** Instruction **
Reproduce every entry exactly as shown.

** The records **
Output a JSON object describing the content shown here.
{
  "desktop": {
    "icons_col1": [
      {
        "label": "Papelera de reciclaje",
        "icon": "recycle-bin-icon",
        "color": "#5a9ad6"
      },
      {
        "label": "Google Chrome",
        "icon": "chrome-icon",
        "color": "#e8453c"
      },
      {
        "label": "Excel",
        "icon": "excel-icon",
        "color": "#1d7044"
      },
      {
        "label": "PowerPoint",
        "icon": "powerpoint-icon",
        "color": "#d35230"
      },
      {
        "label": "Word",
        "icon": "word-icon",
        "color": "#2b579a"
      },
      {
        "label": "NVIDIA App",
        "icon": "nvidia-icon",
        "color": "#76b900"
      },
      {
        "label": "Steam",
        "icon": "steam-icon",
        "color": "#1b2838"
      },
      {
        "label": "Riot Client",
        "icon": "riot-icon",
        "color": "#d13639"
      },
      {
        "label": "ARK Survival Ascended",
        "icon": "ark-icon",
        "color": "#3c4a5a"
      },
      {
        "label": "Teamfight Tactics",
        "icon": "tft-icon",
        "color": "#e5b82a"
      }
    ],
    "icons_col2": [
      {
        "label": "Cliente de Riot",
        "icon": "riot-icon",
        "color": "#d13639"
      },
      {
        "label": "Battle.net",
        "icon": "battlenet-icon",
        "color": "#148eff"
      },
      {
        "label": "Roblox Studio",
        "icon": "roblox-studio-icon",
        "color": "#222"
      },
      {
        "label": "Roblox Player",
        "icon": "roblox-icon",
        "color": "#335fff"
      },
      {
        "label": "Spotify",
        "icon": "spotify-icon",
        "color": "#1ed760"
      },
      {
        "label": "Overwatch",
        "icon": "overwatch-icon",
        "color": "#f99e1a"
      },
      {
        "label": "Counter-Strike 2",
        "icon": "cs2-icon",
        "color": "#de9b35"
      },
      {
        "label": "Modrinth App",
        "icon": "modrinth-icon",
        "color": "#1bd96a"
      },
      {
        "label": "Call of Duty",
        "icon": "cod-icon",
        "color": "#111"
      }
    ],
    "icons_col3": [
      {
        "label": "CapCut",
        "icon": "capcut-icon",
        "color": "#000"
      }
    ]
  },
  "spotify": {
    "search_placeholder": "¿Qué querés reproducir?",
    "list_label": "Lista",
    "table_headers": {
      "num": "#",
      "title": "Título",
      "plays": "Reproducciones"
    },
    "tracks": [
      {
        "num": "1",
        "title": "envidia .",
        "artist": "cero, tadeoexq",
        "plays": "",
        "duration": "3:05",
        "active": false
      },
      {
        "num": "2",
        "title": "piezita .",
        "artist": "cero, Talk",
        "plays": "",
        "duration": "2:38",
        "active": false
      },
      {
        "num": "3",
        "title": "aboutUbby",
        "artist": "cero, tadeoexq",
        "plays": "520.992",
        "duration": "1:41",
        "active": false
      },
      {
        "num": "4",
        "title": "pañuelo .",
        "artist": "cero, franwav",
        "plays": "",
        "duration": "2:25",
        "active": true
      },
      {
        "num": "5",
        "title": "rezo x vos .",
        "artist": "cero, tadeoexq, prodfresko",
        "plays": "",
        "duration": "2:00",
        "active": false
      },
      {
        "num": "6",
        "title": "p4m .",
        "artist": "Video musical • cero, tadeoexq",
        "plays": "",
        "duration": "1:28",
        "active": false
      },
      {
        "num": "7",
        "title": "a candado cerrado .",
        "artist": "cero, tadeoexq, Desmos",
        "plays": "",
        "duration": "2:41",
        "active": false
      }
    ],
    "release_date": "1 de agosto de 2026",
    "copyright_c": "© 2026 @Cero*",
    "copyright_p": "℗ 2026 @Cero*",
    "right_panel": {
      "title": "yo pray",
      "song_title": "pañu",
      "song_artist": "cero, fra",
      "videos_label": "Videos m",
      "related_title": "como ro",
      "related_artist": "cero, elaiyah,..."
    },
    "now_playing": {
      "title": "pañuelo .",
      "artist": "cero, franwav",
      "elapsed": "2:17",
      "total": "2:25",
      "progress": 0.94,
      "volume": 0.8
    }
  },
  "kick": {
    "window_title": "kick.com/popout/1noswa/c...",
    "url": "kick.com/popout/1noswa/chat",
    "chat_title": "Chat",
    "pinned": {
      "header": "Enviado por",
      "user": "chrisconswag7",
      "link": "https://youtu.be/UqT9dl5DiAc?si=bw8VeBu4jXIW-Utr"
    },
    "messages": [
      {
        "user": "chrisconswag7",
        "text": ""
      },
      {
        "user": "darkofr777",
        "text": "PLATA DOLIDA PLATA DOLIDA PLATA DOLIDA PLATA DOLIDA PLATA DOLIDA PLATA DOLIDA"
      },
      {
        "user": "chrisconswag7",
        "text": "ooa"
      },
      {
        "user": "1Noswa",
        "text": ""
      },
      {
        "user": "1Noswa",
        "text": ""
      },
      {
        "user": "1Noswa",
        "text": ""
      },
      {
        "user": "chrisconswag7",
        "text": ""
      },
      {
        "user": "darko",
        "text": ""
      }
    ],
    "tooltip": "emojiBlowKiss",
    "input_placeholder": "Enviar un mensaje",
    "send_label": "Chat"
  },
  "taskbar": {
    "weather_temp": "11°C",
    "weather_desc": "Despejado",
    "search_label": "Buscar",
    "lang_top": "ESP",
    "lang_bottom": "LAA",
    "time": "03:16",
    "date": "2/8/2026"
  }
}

** Full answer **
Output a JSON object describing the content shown here.
{
  "desktop": {
    "icons_col1": [
      {
        "label": "Papelera de reciclaje",
        "icon": "recycle-bin-icon",
        "color": "#5a9ad6"
      },
      {
        "label": "Google Chrome",
        "icon": "chrome-icon",
        "color": "#e8453c"
      },
      {
        "label": "Excel",
        "icon": "excel-icon",
        "color": "#1d7044"
      },
      {
        "label": "PowerPoint",
        "icon": "powerpoint-icon",
        "color": "#d35230"
      },
      {
        "label": "Word",
        "icon": "word-icon",
        "color": "#2b579a"
      },
      {
        "label": "NVIDIA App",
        "icon": "nvidia-icon",
        "color": "#76b900"
      },
      {
        "label": "Steam",
        "icon": "steam-icon",
        "color": "#1b2838"
      },
      {
        "label": "Riot Client",
        "icon": "riot-icon",
        "color": "#d13639"
      },
      {
        "label": "ARK Survival Ascended",
        "icon": "ark-icon",
        "color": "#3c4a5a"
      },
      {
        "label": "Teamfight Tactics",
        "icon": "tft-icon",
        "color": "#e5b82a"
      }
    ],
    "icons_col2": [
      {
        "label": "Cliente de Riot",
        "icon": "riot-icon",
        "color": "#d13639"
      },
      {
        "label": "Battle.net",
        "icon": "battlenet-icon",
        "color": "#148eff"
      },
      {
        "label": "Roblox Studio",
        "icon": "roblox-studio-icon",
        "color": "#222"
      },
      {
        "label": "Roblox Player",
        "icon": "roblox-icon",
        "color": "#335fff"
      },
      {
        "label": "Spotify",
        "icon": "spotify-icon",
        "color": "#1ed760"
      },
      {
        "label": "Overwatch",
        "icon": "overwatch-icon",
        "color": "#f99e1a"
      },
      {
        "label": "Counter-Strike 2",
        "icon": "cs2-icon",
        "color": "#de9b35"
      },
      {
        "label": "Modrinth App",
        "icon": "modrinth-icon",
        "color": "#1bd96a"
      },
      {
        "label": "Call of Duty",
        "icon": "cod-icon",
        "color": "#111"
      }
    ],
    "icons_col3": [
      {
        "label": "CapCut",
        "icon": "capcut-icon",
        "color": "#000"
      }
    ]
  },
  "spotify": {
    "search_placeholder": "¿Qué querés reproducir?",
    "list_label": "Lista",
    "table_headers": {
      "num": "#",
      "title": "Título",
      "plays": "Reproducciones"
    },
    "tracks": [
      {
        "num": "1",
        "title": "envidia .",
        "artist": "cero, tadeoexq",
        "plays": "",
        "duration": "3:05",
        "active": false
      },
      {
        "num": "2",
        "title": "piezita .",
        "artist": "cero, Talk",
        "plays": "",
        "duration": "2:38",
        "active": false
      },
      {
        "num": "3",
        "title": "aboutUbby",
        "artist": "cero, tadeoexq",
        "plays": "520.992",
        "duration": "1:41",
        "active": false
      },
      {
        "num": "4",
        "title": "pañuelo .",
        "artist": "cero, franwav",
        "plays": "",
        "duration": "2:25",
        "active": true
      },
      {
        "num": "5",
        "title": "rezo x vos .",
        "artist": "cero, tadeoexq, prodfresko",
        "plays": "",
        "duration": "2:00",
        "active": false
      },
      {
        "num": "6",
        "title": "p4m .",
        "artist": "Video musical • cero, tadeoexq",
        "plays": "",
        "duration": "1:28",
        "active": false
      },
      {
        "num": "7",
        "title": "a candado cerrado .",
        "artist": "cero, tadeoexq, Desmos",
        "plays": "",
        "duration": "2:41",
        "active": false
      }
    ],
    "release_date": "1 de agosto de 2026",
    "copyright_c": "© 2026 @Cero*",
    "copyright_p": "℗ 2026 @Cero*",
    "right_panel": {
      "title": "yo pray",
      "song_title": "pañu",
      "song_artist": "cero, fra",
      "videos_label": "Videos m",
      "related_title": "como ro",
      "related_artist": "cero, elaiyah,..."
    },
    "now_playing": {
      "title": "pañuelo .",
      "artist": "cero, franwav",
      "elapsed": "2:17",
      "total": "2:25",
      "progress": 0.94,
      "volume": 0.8
    }
  },
  "kick": {
    "window_title": "kick.com/popout/1noswa/c...",
    "url": "kick.com/popout/1noswa/chat",
    "chat_title": "Chat",
    "pinned": {
      "header": "Enviado por",
      "user": "chrisconswag7",
      "link": "https://youtu.be/UqT9dl5DiAc?si=bw8VeBu4jXIW-Utr"
    },
    "messages": [
      {
        "user": "chrisconswag7",
        "text": ""
      },
      {
        "user": "darkofr777",
        "text": "PLATA DOLIDA PLATA DOLIDA PLATA DOLIDA PLATA DOLIDA PLATA DOLIDA PLATA DOLIDA"
      },
      {
        "user": "chrisconswag7",
        "text": "ooa"
      },
      {
        "user": "1Noswa",
        "text": ""
      },
      {
        "user": "1Noswa",
        "text": ""
      },
      {
        "user": "1Noswa",
        "text": ""
      },
      {
        "user": "chrisconswag7",
        "text": ""
      },
      {
        "user": "darko",
        "text": ""
      }
    ],
    "tooltip": "emojiBlowKiss",
    "input_placeholder": "Enviar un mensaje",
    "send_label": "Chat"
  },
  "taskbar": {
    "weather_temp": "11°C",
    "weather_desc": "Despejado",
    "search_label": "Buscar",
    "lang_top": "ESP",
    "lang_bottom": "LAA",
    "time": "03:16",
    "date": "2/8/2026"
  }
}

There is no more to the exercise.